SET TASK
Lines that hold the word "this" should be located and copied.
--- begin DATASET RECORDS ---
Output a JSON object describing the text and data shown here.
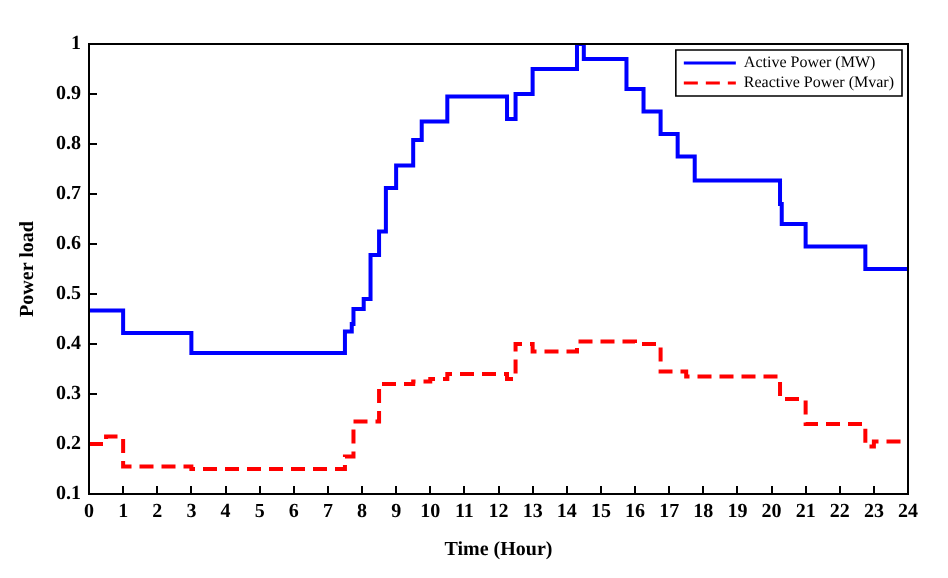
{
  "chart_data": {
    "type": "step",
    "xlabel": "Time (Hour)",
    "ylabel": "Power load",
    "xlim": [
      0,
      24
    ],
    "xticks": [
      0,
      1,
      2,
      3,
      4,
      5,
      6,
      7,
      8,
      9,
      10,
      11,
      12,
      13,
      14,
      15,
      16,
      17,
      18,
      19,
      20,
      21,
      22,
      23,
      24
    ],
    "ylim": [
      0.1,
      1
    ],
    "yticks": [
      0.1,
      0.2,
      0.3,
      0.4,
      0.5,
      0.6,
      0.7,
      0.8,
      0.9,
      1
    ],
    "grid": false,
    "legend": "top right",
    "series": [
      {
        "name": "Active Power (MW)",
        "color": "#0000ff",
        "line_style": "solid",
        "x": [
          0,
          1,
          3,
          7.5,
          7.7,
          7.75,
          8.05,
          8.25,
          8.5,
          8.7,
          9,
          9.5,
          9.75,
          10.5,
          12.25,
          12.5,
          13,
          14.3,
          14.5,
          15.75,
          16.25,
          16.75,
          17.25,
          17.75,
          20.25,
          20.3,
          21,
          22.75,
          24
        ],
        "values": [
          0.467,
          0.422,
          0.382,
          0.425,
          0.44,
          0.47,
          0.49,
          0.578,
          0.625,
          0.712,
          0.757,
          0.808,
          0.845,
          0.895,
          0.85,
          0.9,
          0.95,
          1,
          0.97,
          0.91,
          0.865,
          0.82,
          0.775,
          0.727,
          0.68,
          0.64,
          0.595,
          0.55,
          0.55
        ]
      },
      {
        "name": "Reactive Power (Mvar)",
        "color": "#ff0000",
        "line_style": "dashed",
        "x": [
          0,
          0.5,
          1,
          3,
          7.5,
          7.75,
          8.5,
          9.5,
          10,
          10.5,
          12.25,
          12.5,
          13,
          14.3,
          16,
          16.75,
          17.5,
          20.25,
          21,
          22.75,
          23,
          24
        ],
        "values": [
          0.2,
          0.215,
          0.155,
          0.15,
          0.175,
          0.245,
          0.32,
          0.325,
          0.33,
          0.34,
          0.33,
          0.4,
          0.385,
          0.405,
          0.4,
          0.345,
          0.335,
          0.29,
          0.24,
          0.195,
          0.205,
          0.205
        ]
      }
    ]
  }
}
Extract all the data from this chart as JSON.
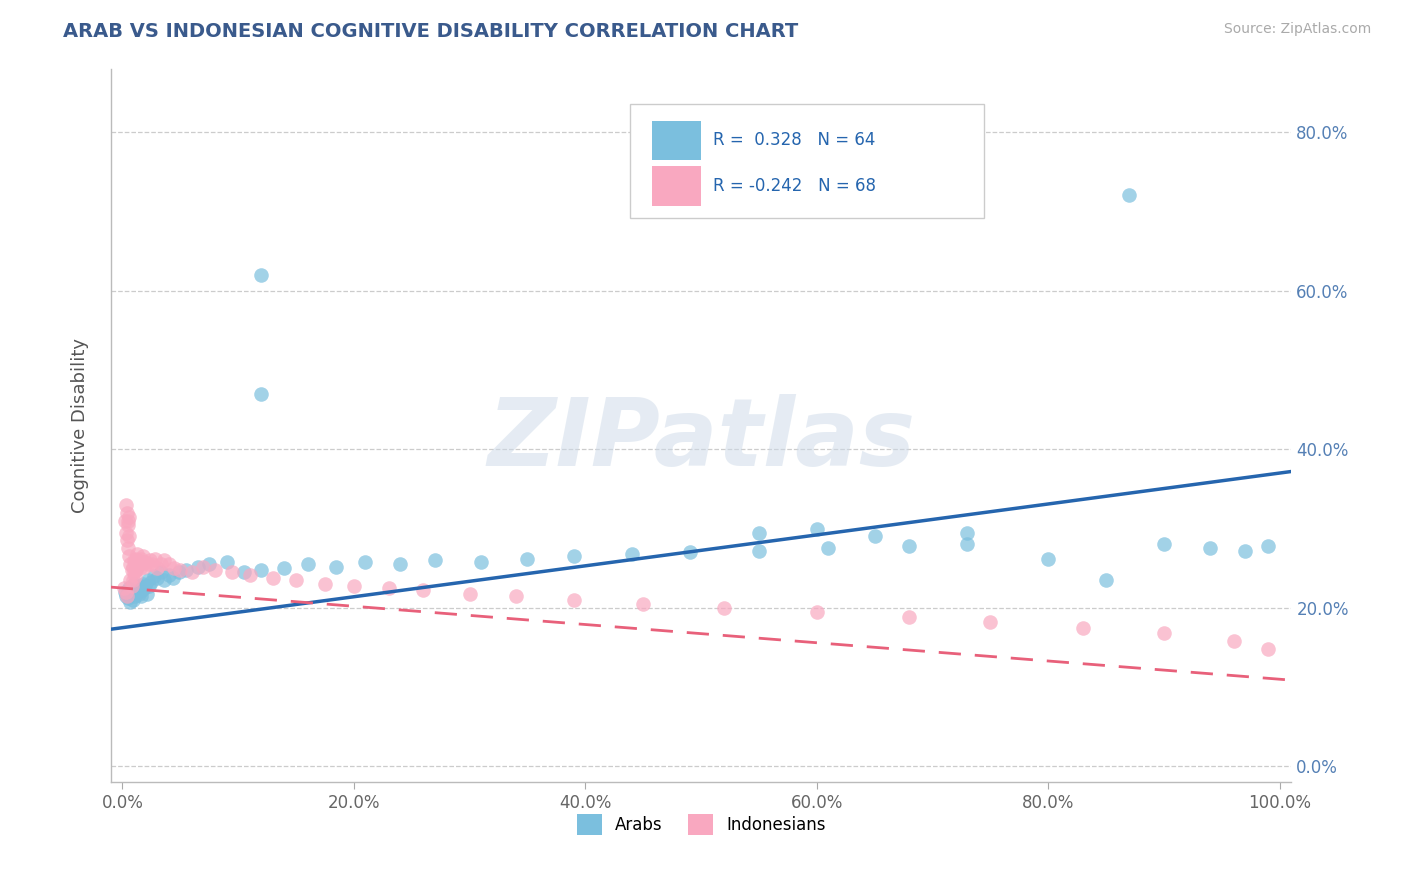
{
  "title": "ARAB VS INDONESIAN COGNITIVE DISABILITY CORRELATION CHART",
  "source": "Source: ZipAtlas.com",
  "ylabel": "Cognitive Disability",
  "watermark": "ZIPatlas",
  "arab_R": 0.328,
  "arab_N": 64,
  "indo_R": -0.242,
  "indo_N": 68,
  "arab_color": "#7bbfde",
  "indo_color": "#f9a8c0",
  "arab_line_color": "#2565ae",
  "indo_line_color": "#e8607a",
  "background": "#ffffff",
  "xlim": [
    -0.01,
    1.01
  ],
  "ylim": [
    -0.02,
    0.88
  ],
  "arab_slope": 0.195,
  "arab_intercept": 0.175,
  "indo_slope": -0.115,
  "indo_intercept": 0.225,
  "arab_x": [
    0.002,
    0.003,
    0.004,
    0.005,
    0.006,
    0.007,
    0.008,
    0.009,
    0.01,
    0.011,
    0.012,
    0.013,
    0.014,
    0.015,
    0.016,
    0.017,
    0.018,
    0.019,
    0.02,
    0.021,
    0.022,
    0.023,
    0.025,
    0.027,
    0.03,
    0.033,
    0.036,
    0.04,
    0.044,
    0.049,
    0.055,
    0.065,
    0.075,
    0.09,
    0.105,
    0.12,
    0.14,
    0.16,
    0.185,
    0.21,
    0.24,
    0.27,
    0.31,
    0.35,
    0.39,
    0.44,
    0.49,
    0.55,
    0.61,
    0.68,
    0.73,
    0.8,
    0.85,
    0.9,
    0.94,
    0.97,
    0.99,
    0.12,
    0.12,
    0.87,
    0.55,
    0.6,
    0.65,
    0.73
  ],
  "arab_y": [
    0.22,
    0.215,
    0.218,
    0.212,
    0.225,
    0.208,
    0.222,
    0.21,
    0.23,
    0.215,
    0.22,
    0.225,
    0.218,
    0.228,
    0.215,
    0.222,
    0.23,
    0.225,
    0.228,
    0.218,
    0.235,
    0.228,
    0.232,
    0.24,
    0.238,
    0.245,
    0.235,
    0.242,
    0.238,
    0.245,
    0.248,
    0.252,
    0.255,
    0.258,
    0.245,
    0.248,
    0.25,
    0.255,
    0.252,
    0.258,
    0.255,
    0.26,
    0.258,
    0.262,
    0.265,
    0.268,
    0.27,
    0.272,
    0.275,
    0.278,
    0.28,
    0.262,
    0.235,
    0.28,
    0.275,
    0.272,
    0.278,
    0.62,
    0.47,
    0.72,
    0.295,
    0.3,
    0.29,
    0.295
  ],
  "indo_x": [
    0.001,
    0.002,
    0.003,
    0.003,
    0.004,
    0.004,
    0.005,
    0.005,
    0.006,
    0.006,
    0.007,
    0.007,
    0.008,
    0.008,
    0.009,
    0.009,
    0.01,
    0.01,
    0.011,
    0.011,
    0.012,
    0.012,
    0.013,
    0.013,
    0.014,
    0.015,
    0.016,
    0.017,
    0.018,
    0.019,
    0.02,
    0.022,
    0.024,
    0.026,
    0.028,
    0.03,
    0.033,
    0.036,
    0.04,
    0.045,
    0.05,
    0.06,
    0.07,
    0.08,
    0.095,
    0.11,
    0.13,
    0.15,
    0.175,
    0.2,
    0.23,
    0.26,
    0.3,
    0.34,
    0.39,
    0.45,
    0.52,
    0.6,
    0.68,
    0.75,
    0.83,
    0.9,
    0.96,
    0.99,
    0.003,
    0.004,
    0.005,
    0.006
  ],
  "indo_y": [
    0.225,
    0.31,
    0.22,
    0.295,
    0.215,
    0.285,
    0.31,
    0.275,
    0.29,
    0.265,
    0.235,
    0.255,
    0.228,
    0.248,
    0.235,
    0.252,
    0.245,
    0.26,
    0.24,
    0.258,
    0.248,
    0.262,
    0.252,
    0.268,
    0.255,
    0.25,
    0.262,
    0.258,
    0.265,
    0.252,
    0.258,
    0.255,
    0.26,
    0.255,
    0.262,
    0.25,
    0.255,
    0.26,
    0.255,
    0.25,
    0.248,
    0.245,
    0.252,
    0.248,
    0.245,
    0.242,
    0.238,
    0.235,
    0.23,
    0.228,
    0.225,
    0.222,
    0.218,
    0.215,
    0.21,
    0.205,
    0.2,
    0.195,
    0.188,
    0.182,
    0.175,
    0.168,
    0.158,
    0.148,
    0.33,
    0.32,
    0.305,
    0.315
  ],
  "yticks": [
    0.0,
    0.2,
    0.4,
    0.6,
    0.8
  ],
  "ytick_labels": [
    "0.0%",
    "20.0%",
    "40.0%",
    "60.0%",
    "80.0%"
  ],
  "xticks": [
    0.0,
    0.2,
    0.4,
    0.6,
    0.8,
    1.0
  ],
  "xtick_labels": [
    "0.0%",
    "20.0%",
    "40.0%",
    "60.0%",
    "80.0%",
    "100.0%"
  ]
}
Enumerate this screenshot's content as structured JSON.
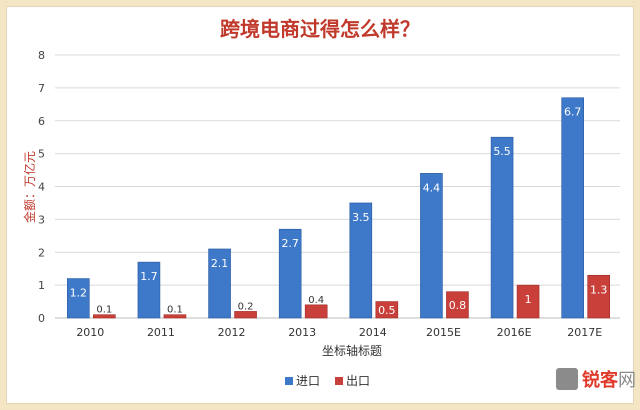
{
  "chart_data": {
    "type": "bar",
    "title": "跨境电商过得怎么样？",
    "xlabel": "坐标轴标题",
    "ylabel": "金额：万亿元",
    "categories": [
      "2010",
      "2011",
      "2012",
      "2013",
      "2014",
      "2015E",
      "2016E",
      "2017E"
    ],
    "ylim": [
      0,
      8
    ],
    "yticks": [
      0,
      1,
      2,
      3,
      4,
      5,
      6,
      7,
      8
    ],
    "grid": true,
    "legend_position": "bottom",
    "series": [
      {
        "name": "进口",
        "color": "#3d78c9",
        "values": [
          1.2,
          1.7,
          2.1,
          2.7,
          3.5,
          4.4,
          5.5,
          6.7
        ],
        "labels": [
          "1.2",
          "1.7",
          "2.1",
          "2.7",
          "3.5",
          "4.4",
          "5.5",
          "6.7"
        ]
      },
      {
        "name": "出口",
        "color": "#c9403a",
        "values": [
          0.1,
          0.1,
          0.2,
          0.4,
          0.5,
          0.8,
          1,
          1.3
        ],
        "labels": [
          "0.1",
          "0.1",
          "0.2",
          "0.4",
          "0.5",
          "0.8",
          "1",
          "1.3"
        ]
      }
    ]
  },
  "watermark": {
    "brand_red": "锐客",
    "brand_grey": "网"
  }
}
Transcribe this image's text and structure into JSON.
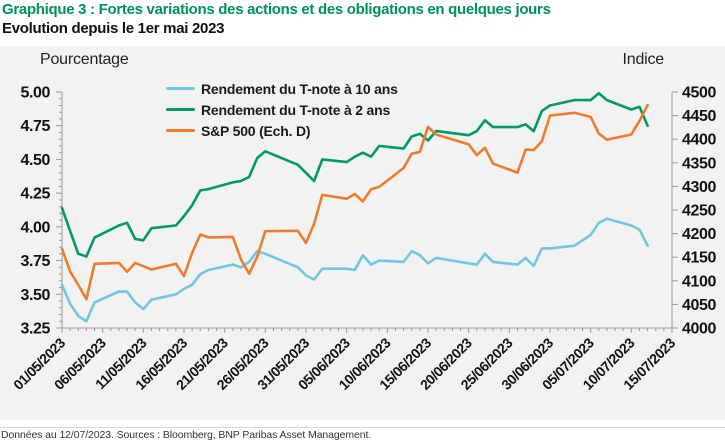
--- end DATASET RECORDS ---
FULL RESPONSE
Extract all the data from this chart as JSON.
Enumerate this screenshot's content as structured JSON.
Transcribe this image's text and structure into JSON.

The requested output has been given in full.